# 依頼内容
新庁舎建設の候補地や手法をめぐる質疑応答の文章を、最後の回答の後から書き継いでもらえますか?

# 抜粋
*****

白樺公園:都市公園法上の制約が厳しいため。
農協用地:仮設事務所や駐車場の確保が困難なため。
第二候補
旧当別小学校用地(ただし、災害時の避難場所としての懸念あり)。
建設手法
PPP(リース方式)を採用する方針
民間事業者が建設し、町がリース料を支払う形式ですが、リース期間終了後(例:20~30年後)には所有権が町に移転することを想定しています。
メリットは「事業スピードが速い」「費用の平準化」ですが、国の補助金や起債が使いにくいというデメリットもあります。
規模・費用
必要面積は約4597平米に縮小(会議室の兼用化などで削減)。
この面積には、複合化を検討している文化ホール、テナントは含んでいない。
概算建設費は約44.6億円(解体費や用地購入費などは別途)。
主な質疑応答
建設候補地と既存施設の解体・用地について


Q.旧当別小学校用地(第2候補地)になった場合、校舎は解体するのか?
A.体育館は国の補助金も入っているうえ比較的新しいため残すが、旧校舎部分は解体して更地にする必要がある。解体費は約3億円を見込んでいる。
Q.旧公民館用地(第1候補地)の解体費はどのくらいか?
A.旧公民館と郷土資料館を合わせて、概算で約1億〜1億5000万円程度と試算している。
Q.現庁舎用地での建て替えはなぜ不可能なのか?
A.JR線路に近接しているため、JR側から安全対策として線路から43m(建物の高さ+倒壊距離)離すよう要望がある。この距離を確保すると、庁舎を建設する十分なスペースが確保できないため除外した。43m以内に建てる場合には特別な対策が必要で工事費が高くなる。またJR指定業者を使う必要がある。JRの安全基準が昔より厳しくなっている。
Q.旧公民館用地周辺の用地買収の範囲は?
A.旧公民館の左側にある自動車整備工場跡(現在は空き地)、裏側の民家2軒、および「末広グラウンド」と呼ばれていた法人所有の土地などを想定しており、今後交渉を進める。
Q.用地買収の金額はいくらか?
A.まだ交渉前の段階であり、不動産鑑定を行わないと具体的な金額は答えられない。公示価格や近隣の取引事例が一つの目安となる。
Q.旧公民館用地は水害リスク(ハザードマップ上の浸水想定区域)があるが大丈夫か?人口が増えている西当別は検討対象にならなかったのか?
A.確かに1〜3m未満の浸水想定区域にあるため、基礎を高くするなどの対策が必要。一方、西当別地区は地盤が弱く液状化の懸念があることや、まとまった町有地がないため候補とならなかった。中心市街地の利便性と防災拠点のバランスを考慮した。
建設手法(リース方式)とコスト・契約について


Q.リース方式は道内の自治体庁舎で前例がないようだが、リスクはないのか?
A.庁舎としては道内初だが、公共施設では実績がある。最大のリスクは民間事業者の倒産だが、契約でリスク管理を行う。リース期間(20〜30年)終了後は、無償で所有権が町に移転する想定である。

*****

# 資料
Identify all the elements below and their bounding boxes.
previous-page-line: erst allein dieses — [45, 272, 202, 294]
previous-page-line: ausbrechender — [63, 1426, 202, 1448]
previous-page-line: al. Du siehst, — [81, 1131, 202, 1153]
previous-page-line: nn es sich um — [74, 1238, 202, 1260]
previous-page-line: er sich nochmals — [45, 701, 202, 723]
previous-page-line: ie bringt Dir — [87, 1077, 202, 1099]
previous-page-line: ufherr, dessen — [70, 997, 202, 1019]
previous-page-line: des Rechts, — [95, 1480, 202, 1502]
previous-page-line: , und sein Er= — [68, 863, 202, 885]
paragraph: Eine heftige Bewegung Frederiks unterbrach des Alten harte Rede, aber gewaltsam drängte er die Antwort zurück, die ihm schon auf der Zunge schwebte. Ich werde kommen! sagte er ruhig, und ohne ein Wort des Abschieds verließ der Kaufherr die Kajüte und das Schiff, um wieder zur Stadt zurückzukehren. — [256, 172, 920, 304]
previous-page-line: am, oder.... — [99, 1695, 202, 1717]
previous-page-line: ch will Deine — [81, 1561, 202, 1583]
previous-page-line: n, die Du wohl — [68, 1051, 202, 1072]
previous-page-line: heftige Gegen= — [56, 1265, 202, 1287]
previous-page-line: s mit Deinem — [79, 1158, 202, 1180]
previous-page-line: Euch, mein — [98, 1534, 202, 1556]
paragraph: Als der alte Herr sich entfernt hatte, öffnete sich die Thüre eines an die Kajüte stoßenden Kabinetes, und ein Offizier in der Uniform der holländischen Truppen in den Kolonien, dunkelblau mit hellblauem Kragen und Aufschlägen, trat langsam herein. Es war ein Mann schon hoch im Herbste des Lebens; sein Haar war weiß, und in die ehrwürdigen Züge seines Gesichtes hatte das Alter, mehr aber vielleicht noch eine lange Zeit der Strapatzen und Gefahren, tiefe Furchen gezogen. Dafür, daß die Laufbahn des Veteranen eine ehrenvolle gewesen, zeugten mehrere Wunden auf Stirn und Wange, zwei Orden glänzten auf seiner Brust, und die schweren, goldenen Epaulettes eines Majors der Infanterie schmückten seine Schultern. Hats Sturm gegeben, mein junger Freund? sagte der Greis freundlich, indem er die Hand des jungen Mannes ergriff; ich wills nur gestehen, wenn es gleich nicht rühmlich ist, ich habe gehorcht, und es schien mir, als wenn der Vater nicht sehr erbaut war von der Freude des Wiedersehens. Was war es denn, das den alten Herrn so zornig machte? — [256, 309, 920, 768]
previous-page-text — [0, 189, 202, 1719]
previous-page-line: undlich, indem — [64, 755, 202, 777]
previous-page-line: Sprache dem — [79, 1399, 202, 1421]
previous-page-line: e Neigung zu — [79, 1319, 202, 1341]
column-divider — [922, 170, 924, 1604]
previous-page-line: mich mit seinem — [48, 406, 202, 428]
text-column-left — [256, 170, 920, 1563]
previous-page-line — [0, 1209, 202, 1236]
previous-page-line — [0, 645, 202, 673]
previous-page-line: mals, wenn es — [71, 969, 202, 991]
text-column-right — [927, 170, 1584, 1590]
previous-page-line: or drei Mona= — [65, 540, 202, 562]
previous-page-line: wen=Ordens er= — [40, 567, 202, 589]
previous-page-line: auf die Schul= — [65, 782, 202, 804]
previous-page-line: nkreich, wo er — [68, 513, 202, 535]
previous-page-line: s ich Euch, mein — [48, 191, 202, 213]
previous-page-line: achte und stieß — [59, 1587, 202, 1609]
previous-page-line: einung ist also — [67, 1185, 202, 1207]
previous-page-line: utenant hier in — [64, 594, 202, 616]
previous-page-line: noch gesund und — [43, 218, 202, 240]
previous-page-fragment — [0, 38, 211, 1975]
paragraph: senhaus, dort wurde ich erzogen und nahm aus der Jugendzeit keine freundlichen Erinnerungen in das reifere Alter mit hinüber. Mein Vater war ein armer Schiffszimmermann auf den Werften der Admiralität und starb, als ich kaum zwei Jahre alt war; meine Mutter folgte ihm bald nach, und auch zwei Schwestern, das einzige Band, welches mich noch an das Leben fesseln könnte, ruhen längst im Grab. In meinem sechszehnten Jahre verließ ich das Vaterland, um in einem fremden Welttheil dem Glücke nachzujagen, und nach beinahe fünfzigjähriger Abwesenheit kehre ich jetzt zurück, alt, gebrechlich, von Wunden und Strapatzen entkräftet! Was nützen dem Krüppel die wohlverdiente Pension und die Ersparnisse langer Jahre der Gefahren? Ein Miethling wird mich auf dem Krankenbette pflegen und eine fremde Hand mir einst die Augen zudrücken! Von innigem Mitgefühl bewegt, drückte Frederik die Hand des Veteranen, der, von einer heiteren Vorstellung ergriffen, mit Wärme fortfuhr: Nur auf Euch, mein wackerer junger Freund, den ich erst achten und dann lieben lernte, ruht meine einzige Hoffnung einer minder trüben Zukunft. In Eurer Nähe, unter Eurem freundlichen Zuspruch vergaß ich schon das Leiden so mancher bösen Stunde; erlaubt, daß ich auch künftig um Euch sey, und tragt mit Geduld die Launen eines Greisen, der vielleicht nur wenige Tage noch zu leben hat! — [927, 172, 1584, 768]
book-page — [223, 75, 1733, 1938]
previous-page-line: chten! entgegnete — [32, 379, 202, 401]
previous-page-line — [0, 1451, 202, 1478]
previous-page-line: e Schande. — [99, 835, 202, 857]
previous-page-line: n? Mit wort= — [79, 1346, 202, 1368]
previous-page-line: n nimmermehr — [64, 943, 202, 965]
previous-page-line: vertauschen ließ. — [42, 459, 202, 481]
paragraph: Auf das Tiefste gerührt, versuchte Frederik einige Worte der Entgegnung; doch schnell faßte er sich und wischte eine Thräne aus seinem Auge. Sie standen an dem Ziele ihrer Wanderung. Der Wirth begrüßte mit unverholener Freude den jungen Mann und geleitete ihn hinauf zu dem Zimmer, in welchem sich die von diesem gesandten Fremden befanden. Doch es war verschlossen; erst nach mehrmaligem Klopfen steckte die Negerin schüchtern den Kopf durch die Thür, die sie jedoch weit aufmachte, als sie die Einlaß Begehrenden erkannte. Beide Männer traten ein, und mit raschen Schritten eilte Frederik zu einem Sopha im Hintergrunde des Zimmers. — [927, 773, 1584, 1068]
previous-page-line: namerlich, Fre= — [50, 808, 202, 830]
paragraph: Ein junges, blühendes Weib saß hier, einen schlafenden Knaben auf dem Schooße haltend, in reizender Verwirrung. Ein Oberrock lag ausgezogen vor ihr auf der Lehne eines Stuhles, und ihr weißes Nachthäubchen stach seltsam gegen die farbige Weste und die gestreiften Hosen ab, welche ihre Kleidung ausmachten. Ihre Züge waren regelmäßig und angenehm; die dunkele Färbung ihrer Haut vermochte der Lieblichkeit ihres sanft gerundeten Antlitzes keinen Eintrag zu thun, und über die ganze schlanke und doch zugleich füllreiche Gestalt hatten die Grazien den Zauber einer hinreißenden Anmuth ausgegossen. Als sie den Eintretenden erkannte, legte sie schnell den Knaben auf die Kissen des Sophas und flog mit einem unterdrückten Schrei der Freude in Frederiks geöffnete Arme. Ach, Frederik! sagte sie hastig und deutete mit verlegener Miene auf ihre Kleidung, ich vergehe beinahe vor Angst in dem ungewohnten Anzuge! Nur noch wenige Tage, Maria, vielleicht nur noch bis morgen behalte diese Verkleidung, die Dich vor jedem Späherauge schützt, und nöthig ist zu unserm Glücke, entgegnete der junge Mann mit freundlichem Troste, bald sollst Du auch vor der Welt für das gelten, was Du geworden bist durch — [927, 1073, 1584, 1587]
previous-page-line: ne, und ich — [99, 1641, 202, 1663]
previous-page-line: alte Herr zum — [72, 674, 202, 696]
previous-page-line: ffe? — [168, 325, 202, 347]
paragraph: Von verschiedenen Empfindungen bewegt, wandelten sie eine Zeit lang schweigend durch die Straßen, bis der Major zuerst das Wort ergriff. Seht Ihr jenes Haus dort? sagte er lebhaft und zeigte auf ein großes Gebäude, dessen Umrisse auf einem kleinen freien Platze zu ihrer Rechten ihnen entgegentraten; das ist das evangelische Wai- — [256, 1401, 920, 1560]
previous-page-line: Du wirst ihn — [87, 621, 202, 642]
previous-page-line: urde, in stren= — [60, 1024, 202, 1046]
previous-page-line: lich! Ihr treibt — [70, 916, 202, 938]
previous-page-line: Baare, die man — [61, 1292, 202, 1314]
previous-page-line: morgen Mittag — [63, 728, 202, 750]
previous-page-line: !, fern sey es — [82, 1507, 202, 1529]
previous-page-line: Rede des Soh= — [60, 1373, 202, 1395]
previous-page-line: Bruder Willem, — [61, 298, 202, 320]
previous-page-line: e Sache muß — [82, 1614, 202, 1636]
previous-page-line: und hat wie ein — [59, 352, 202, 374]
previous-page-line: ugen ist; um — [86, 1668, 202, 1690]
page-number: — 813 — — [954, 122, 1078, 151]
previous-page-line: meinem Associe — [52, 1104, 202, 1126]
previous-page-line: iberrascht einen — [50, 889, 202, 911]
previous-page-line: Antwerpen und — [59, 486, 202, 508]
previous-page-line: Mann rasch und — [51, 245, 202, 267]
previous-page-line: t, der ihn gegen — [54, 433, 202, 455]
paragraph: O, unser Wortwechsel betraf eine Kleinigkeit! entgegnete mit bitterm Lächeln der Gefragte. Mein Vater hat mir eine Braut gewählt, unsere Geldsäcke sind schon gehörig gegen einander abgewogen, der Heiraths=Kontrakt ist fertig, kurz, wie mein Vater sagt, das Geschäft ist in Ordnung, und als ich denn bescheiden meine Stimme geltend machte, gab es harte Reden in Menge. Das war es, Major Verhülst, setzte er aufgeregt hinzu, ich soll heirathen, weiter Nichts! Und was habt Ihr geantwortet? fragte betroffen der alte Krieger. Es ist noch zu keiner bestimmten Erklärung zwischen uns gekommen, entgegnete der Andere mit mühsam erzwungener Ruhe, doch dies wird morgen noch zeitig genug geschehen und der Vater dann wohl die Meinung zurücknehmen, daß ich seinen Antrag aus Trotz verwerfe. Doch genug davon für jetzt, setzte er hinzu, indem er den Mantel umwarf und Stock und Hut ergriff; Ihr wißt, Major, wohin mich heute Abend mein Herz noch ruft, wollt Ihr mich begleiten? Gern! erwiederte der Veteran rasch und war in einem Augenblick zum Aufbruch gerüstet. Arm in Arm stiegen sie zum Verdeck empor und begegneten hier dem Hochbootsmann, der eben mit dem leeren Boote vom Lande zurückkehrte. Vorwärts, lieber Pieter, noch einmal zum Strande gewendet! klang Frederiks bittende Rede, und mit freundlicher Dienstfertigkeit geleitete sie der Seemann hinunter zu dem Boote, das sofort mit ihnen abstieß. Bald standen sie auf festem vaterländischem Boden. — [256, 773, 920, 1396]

*****

# 回答
Q.リース方式だと国の補助金が使えないデメリット以外に何があるか?金利分で高くなるのでは?
A.起債(町の借金)ができない、補助金が使いにくいのが最大のデメリット。ただ、補助金といっても、一部の設備等に限られそれほど大きな金額ではない。リース方式では、民間ノウハウによる建設コスト削減(10〜15%減)が見込め、リース料(金利・手数料含む)を含めてもトータルコストは従来方式と同等程度に収まると試算している。また、費用の支払いが平準化できるメリットがある。
Q.民間に任せて「安かろう悪かろう」の手抜き工事にならないか?
A.大手建設会社等がチームを組むため、信用問題に関わる手抜きは考えにくい。不具合があった場合の修繕義務も契約に盛り込む。
Q.建設手法によるスケジュールの違いは?
A.リース方式が最も早く、順調なら約3年半〜4年で完成する。従来方式だと設計と入札を分けるためさらに1.5〜2年長くかかり、PFI方式だと準備にさらに追加で1年かかる。
事業の緊急性と経済状況について
Q.物価高騰の今、建設を急ぐ必要があるのか?少し先延ばしにできないか?
A.現庁舎の耐震性が著しく低く、災害対策拠点として機能しないため「待ったなし」の状況である。建築費が将来下がる保証もなく、先延ばしにするリスクの方が大きいと判断した。
Q.建設費高騰で住民負担(税金)が増えるのではないか?
A.財政部局と協議し、住民に新たな負担を強いることがないよう、事業費の縮減に努める。
新庁舎の機能・複合化について

Q.複合化機能(文化ホール、テナント)とは具体的に何か?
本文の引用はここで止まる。